--- start of TASK INPUT ---

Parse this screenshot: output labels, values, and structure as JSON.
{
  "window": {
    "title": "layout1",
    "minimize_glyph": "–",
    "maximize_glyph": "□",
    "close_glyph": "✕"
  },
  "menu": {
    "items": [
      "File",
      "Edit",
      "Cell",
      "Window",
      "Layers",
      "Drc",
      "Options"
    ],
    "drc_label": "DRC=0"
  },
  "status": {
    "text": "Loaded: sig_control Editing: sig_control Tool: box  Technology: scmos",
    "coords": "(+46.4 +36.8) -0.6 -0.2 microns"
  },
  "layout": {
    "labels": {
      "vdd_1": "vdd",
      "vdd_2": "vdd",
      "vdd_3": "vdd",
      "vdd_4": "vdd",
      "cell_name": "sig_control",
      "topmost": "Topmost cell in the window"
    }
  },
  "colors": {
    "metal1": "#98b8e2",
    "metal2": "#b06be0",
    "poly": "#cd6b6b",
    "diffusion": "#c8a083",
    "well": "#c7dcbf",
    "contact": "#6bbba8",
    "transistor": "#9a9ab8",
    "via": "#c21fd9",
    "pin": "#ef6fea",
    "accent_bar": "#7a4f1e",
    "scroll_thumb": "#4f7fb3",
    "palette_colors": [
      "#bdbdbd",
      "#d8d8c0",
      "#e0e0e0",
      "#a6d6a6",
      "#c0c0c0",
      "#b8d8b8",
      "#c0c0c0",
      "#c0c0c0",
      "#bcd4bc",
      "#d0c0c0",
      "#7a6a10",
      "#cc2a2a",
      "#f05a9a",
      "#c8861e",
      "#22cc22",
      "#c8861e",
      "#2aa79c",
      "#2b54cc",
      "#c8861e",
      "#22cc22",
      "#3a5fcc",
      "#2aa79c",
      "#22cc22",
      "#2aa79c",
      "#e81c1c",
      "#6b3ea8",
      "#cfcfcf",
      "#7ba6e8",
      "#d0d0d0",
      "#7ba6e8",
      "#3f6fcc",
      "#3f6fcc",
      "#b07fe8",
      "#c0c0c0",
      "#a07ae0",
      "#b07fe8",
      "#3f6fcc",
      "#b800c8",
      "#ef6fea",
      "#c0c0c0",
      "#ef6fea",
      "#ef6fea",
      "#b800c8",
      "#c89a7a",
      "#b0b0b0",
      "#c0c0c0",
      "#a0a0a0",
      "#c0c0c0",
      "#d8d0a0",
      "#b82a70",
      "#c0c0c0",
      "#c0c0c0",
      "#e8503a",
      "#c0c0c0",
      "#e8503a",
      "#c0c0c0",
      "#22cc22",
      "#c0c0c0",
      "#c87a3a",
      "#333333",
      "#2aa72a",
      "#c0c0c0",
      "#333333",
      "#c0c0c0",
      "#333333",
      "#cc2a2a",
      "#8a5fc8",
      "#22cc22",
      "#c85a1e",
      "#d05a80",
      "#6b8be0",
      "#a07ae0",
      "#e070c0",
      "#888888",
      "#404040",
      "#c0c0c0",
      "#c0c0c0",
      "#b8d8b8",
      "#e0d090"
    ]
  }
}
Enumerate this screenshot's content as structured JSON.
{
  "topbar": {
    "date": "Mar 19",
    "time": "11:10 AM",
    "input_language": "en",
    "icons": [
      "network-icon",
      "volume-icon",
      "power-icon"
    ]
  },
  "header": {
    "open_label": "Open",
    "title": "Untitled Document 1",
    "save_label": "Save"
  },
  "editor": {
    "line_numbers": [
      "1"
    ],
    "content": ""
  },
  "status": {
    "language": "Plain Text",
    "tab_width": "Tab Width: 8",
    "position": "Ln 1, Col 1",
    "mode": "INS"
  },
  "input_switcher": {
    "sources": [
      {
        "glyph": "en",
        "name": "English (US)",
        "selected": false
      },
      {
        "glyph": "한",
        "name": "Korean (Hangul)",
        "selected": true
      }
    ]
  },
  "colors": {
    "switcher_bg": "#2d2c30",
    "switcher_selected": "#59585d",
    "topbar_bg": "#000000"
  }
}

--- end of TASK INPUT ---

#### [PROBLEM DETAILS]
Return every line from the one holding "Enumerate this screenshot's" through the end of the data, exactly as it appears, with both ends kept and nothing else.

#### [RESULT OF THIS TASK]
Enumerate this screenshot's content as structured JSON.
{
  "topbar": {
    "date": "Mar 19",
    "time": "11:10 AM",
    "input_language": "en",
    "icons": [
      "network-icon",
      "volume-icon",
      "power-icon"
    ]
  },
  "header": {
    "open_label": "Open",
    "title": "Untitled Document 1",
    "save_label": "Save"
  },
  "editor": {
    "line_numbers": [
      "1"
    ],
    "content": ""
  },
  "status": {
    "language": "Plain Text",
    "tab_width": "Tab Width: 8",
    "position": "Ln 1, Col 1",
    "mode": "INS"
  },
  "input_switcher": {
    "sources": [
      {
        "glyph": "en",
        "name": "English (US)",
        "selected": false
      },
      {
        "glyph": "한",
        "name": "Korean (Hangul)",
        "selected": true
      }
    ]
  },
  "colors": {
    "switcher_bg": "#2d2c30",
    "switcher_selected": "#59585d",
    "topbar_bg": "#000000"
  }
}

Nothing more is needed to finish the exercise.